• _Exercise requirements_: Repeat the records in full and exactly, omitting pictures.

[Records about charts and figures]

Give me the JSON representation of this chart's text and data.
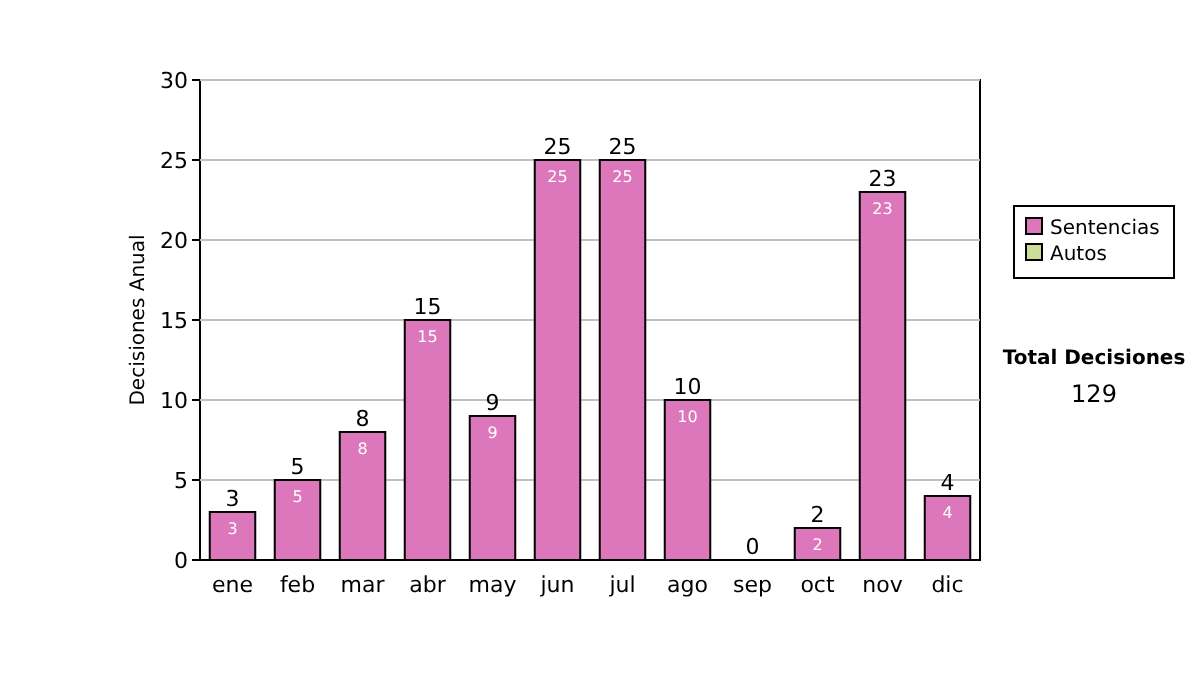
{
  "chart_data": {
    "type": "bar",
    "stacked": true,
    "ylabel": "Decisiones Anual",
    "categories": [
      "ene",
      "feb",
      "mar",
      "abr",
      "may",
      "jun",
      "jul",
      "ago",
      "sep",
      "oct",
      "nov",
      "dic"
    ],
    "series": [
      {
        "name": "Sentencias",
        "color": "#dd77bb",
        "values": [
          3,
          5,
          8,
          15,
          9,
          25,
          25,
          10,
          0,
          2,
          23,
          4
        ],
        "value_labels": [
          "3",
          "5",
          "8",
          "15",
          "9",
          "25",
          "25",
          "10",
          null,
          "2",
          "23",
          "4"
        ]
      },
      {
        "name": "Autos",
        "color": "#ccdd99",
        "values": [
          0,
          0,
          0,
          0,
          0,
          0,
          0,
          0,
          0,
          0,
          0,
          0
        ]
      }
    ],
    "totals": [
      "3",
      "5",
      "8",
      "15",
      "9",
      "25",
      "25",
      "10",
      "0",
      "2",
      "23",
      "4"
    ],
    "ylim": [
      0,
      30
    ],
    "yticks": [
      0,
      5,
      10,
      15,
      20,
      25,
      30
    ],
    "grid": "y",
    "legend": "right",
    "annotations": [
      "Total Decisiones",
      "129"
    ]
  }
}
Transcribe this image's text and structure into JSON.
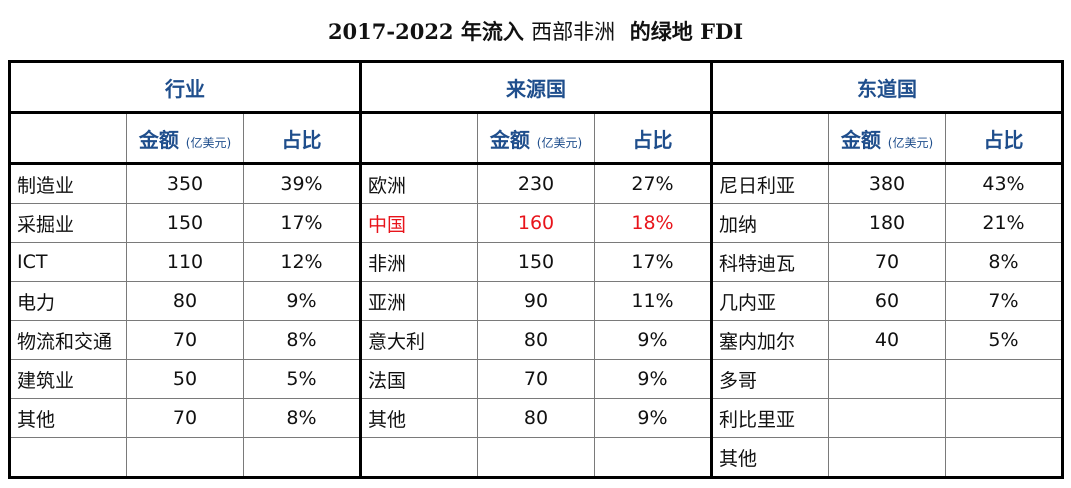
{
  "title": {
    "prefix": "2017-2022 年流入",
    "region": "西部非洲",
    "suffix": "的绿地 FDI"
  },
  "sections": {
    "industry": "行业",
    "source": "来源国",
    "host": "东道国"
  },
  "columns": {
    "amount": "金额",
    "unit": "(亿美元)",
    "share": "占比"
  },
  "rows": [
    {
      "ind": "制造业",
      "ind_amt": "350",
      "ind_pct": "39%",
      "src": "欧洲",
      "src_amt": "230",
      "src_pct": "27%",
      "host": "尼日利亚",
      "host_amt": "380",
      "host_pct": "43%"
    },
    {
      "ind": "采掘业",
      "ind_amt": "150",
      "ind_pct": "17%",
      "src": "中国",
      "src_amt": "160",
      "src_pct": "18%",
      "host": "加纳",
      "host_amt": "180",
      "host_pct": "21%"
    },
    {
      "ind": "ICT",
      "ind_amt": "110",
      "ind_pct": "12%",
      "src": "非洲",
      "src_amt": "150",
      "src_pct": "17%",
      "host": "科特迪瓦",
      "host_amt": "70",
      "host_pct": "8%"
    },
    {
      "ind": "电力",
      "ind_amt": "80",
      "ind_pct": "9%",
      "src": "亚洲",
      "src_amt": "90",
      "src_pct": "11%",
      "host": "几内亚",
      "host_amt": "60",
      "host_pct": "7%"
    },
    {
      "ind": "物流和交通",
      "ind_amt": "70",
      "ind_pct": "8%",
      "src": "意大利",
      "src_amt": "80",
      "src_pct": "9%",
      "host": "塞内加尔",
      "host_amt": "40",
      "host_pct": "5%"
    },
    {
      "ind": "建筑业",
      "ind_amt": "50",
      "ind_pct": "5%",
      "src": "法国",
      "src_amt": "70",
      "src_pct": "9%",
      "host": "多哥",
      "host_amt": "",
      "host_pct": ""
    },
    {
      "ind": "其他",
      "ind_amt": "70",
      "ind_pct": "8%",
      "src": "其他",
      "src_amt": "80",
      "src_pct": "9%",
      "host": "利比里亚",
      "host_amt": "",
      "host_pct": ""
    },
    {
      "ind": "",
      "ind_amt": "",
      "ind_pct": "",
      "src": "",
      "src_amt": "",
      "src_pct": "",
      "host": "其他",
      "host_amt": "",
      "host_pct": ""
    }
  ],
  "highlight_row_source": 1,
  "colors": {
    "header_text": "#1f4e8c",
    "highlight": "#e8141b",
    "outer_border": "#000000",
    "grid": "#7a7a7a"
  }
}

• _Reply to the exercise_:
Give me the JSON representation of this chart's text and data.
{
  "chart_data": {
    "type": "bar",
    "stacked": true,
    "ylabel": "Decisiones Anual",
    "categories": [
      "ene",
      "feb",
      "mar",
      "abr",
      "may",
      "jun",
      "jul",
      "ago",
      "sep",
      "oct",
      "nov",
      "dic"
    ],
    "series": [
      {
        "name": "Sentencias",
        "color": "#dd77bb",
        "values": [
          3,
          5,
          8,
          15,
          9,
          25,
          25,
          10,
          0,
          2,
          23,
          4
        ],
        "value_labels": [
          "3",
          "5",
          "8",
          "15",
          "9",
          "25",
          "25",
          "10",
          null,
          "2",
          "23",
          "4"
        ]
      },
      {
        "name": "Autos",
        "color": "#ccdd99",
        "values": [
          0,
          0,
          0,
          0,
          0,
          0,
          0,
          0,
          0,
          0,
          0,
          0
        ]
      }
    ],
    "totals": [
      "3",
      "5",
      "8",
      "15",
      "9",
      "25",
      "25",
      "10",
      "0",
      "2",
      "23",
      "4"
    ],
    "ylim": [
      0,
      30
    ],
    "yticks": [
      0,
      5,
      10,
      15,
      20,
      25,
      30
    ],
    "grid": "y",
    "legend": "right",
    "annotations": [
      "Total Decisiones",
      "129"
    ]
  }
}
Transcribe this image's text and structure into JSON.
{
  "title": {
    "prefix": "2017-2022 年流入",
    "region": "西部非洲",
    "suffix": "的绿地 FDI"
  },
  "sections": {
    "industry": "行业",
    "source": "来源国",
    "host": "东道国"
  },
  "columns": {
    "amount": "金额",
    "unit": "(亿美元)",
    "share": "占比"
  },
  "rows": [
    {
      "ind": "制造业",
      "ind_amt": "350",
      "ind_pct": "39%",
      "src": "欧洲",
      "src_amt": "230",
      "src_pct": "27%",
      "host": "尼日利亚",
      "host_amt": "380",
      "host_pct": "43%"
    },
    {
      "ind": "采掘业",
      "ind_amt": "150",
      "ind_pct": "17%",
      "src": "中国",
      "src_amt": "160",
      "src_pct": "18%",
      "host": "加纳",
      "host_amt": "180",
      "host_pct": "21%"
    },
    {
      "ind": "ICT",
      "ind_amt": "110",
      "ind_pct": "12%",
      "src": "非洲",
      "src_amt": "150",
      "src_pct": "17%",
      "host": "科特迪瓦",
      "host_amt": "70",
      "host_pct": "8%"
    },
    {
      "ind": "电力",
      "ind_amt": "80",
      "ind_pct": "9%",
      "src": "亚洲",
      "src_amt": "90",
      "src_pct": "11%",
      "host": "几内亚",
      "host_amt": "60",
      "host_pct": "7%"
    },
    {
      "ind": "物流和交通",
      "ind_amt": "70",
      "ind_pct": "8%",
      "src": "意大利",
      "src_amt": "80",
      "src_pct": "9%",
      "host": "塞内加尔",
      "host_amt": "40",
      "host_pct": "5%"
    },
    {
      "ind": "建筑业",
      "ind_amt": "50",
      "ind_pct": "5%",
      "src": "法国",
      "src_amt": "70",
      "src_pct": "9%",
      "host": "多哥",
      "host_amt": "",
      "host_pct": ""
    },
    {
      "ind": "其他",
      "ind_amt": "70",
      "ind_pct": "8%",
      "src": "其他",
      "src_amt": "80",
      "src_pct": "9%",
      "host": "利比里亚",
      "host_amt": "",
      "host_pct": ""
    },
    {
      "ind": "",
      "ind_amt": "",
      "ind_pct": "",
      "src": "",
      "src_amt": "",
      "src_pct": "",
      "host": "其他",
      "host_amt": "",
      "host_pct": ""
    }
  ],
  "highlight_row_source": 1,
  "colors": {
    "header_text": "#1f4e8c",
    "highlight": "#e8141b",
    "outer_border": "#000000",
    "grid": "#7a7a7a"
  }
}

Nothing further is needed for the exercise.